::: STORED ROWS :::

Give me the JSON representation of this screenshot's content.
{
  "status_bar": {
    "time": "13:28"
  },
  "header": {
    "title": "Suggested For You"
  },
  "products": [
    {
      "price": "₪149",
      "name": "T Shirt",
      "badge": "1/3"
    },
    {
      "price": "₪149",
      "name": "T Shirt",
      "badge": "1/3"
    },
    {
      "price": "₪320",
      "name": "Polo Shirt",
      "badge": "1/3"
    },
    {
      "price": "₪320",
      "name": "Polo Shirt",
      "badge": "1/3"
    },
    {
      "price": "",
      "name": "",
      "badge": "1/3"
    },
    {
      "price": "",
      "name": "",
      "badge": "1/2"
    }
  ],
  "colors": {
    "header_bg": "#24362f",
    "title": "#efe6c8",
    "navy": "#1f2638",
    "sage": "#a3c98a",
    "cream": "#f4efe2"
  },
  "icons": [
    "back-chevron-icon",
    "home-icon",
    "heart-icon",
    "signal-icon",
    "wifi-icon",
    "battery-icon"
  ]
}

:::

**TASK**
Repeat the entries exactly, all of them.

**THE OUTPUT**
Give me the JSON representation of this screenshot's content.
{
  "status_bar": {
    "time": "13:28"
  },
  "header": {
    "title": "Suggested For You"
  },
  "products": [
    {
      "price": "₪149",
      "name": "T Shirt",
      "badge": "1/3"
    },
    {
      "price": "₪149",
      "name": "T Shirt",
      "badge": "1/3"
    },
    {
      "price": "₪320",
      "name": "Polo Shirt",
      "badge": "1/3"
    },
    {
      "price": "₪320",
      "name": "Polo Shirt",
      "badge": "1/3"
    },
    {
      "price": "",
      "name": "",
      "badge": "1/3"
    },
    {
      "price": "",
      "name": "",
      "badge": "1/2"
    }
  ],
  "colors": {
    "header_bg": "#24362f",
    "title": "#efe6c8",
    "navy": "#1f2638",
    "sage": "#a3c98a",
    "cream": "#f4efe2"
  },
  "icons": [
    "back-chevron-icon",
    "home-icon",
    "heart-icon",
    "signal-icon",
    "wifi-icon",
    "battery-icon"
  ]
}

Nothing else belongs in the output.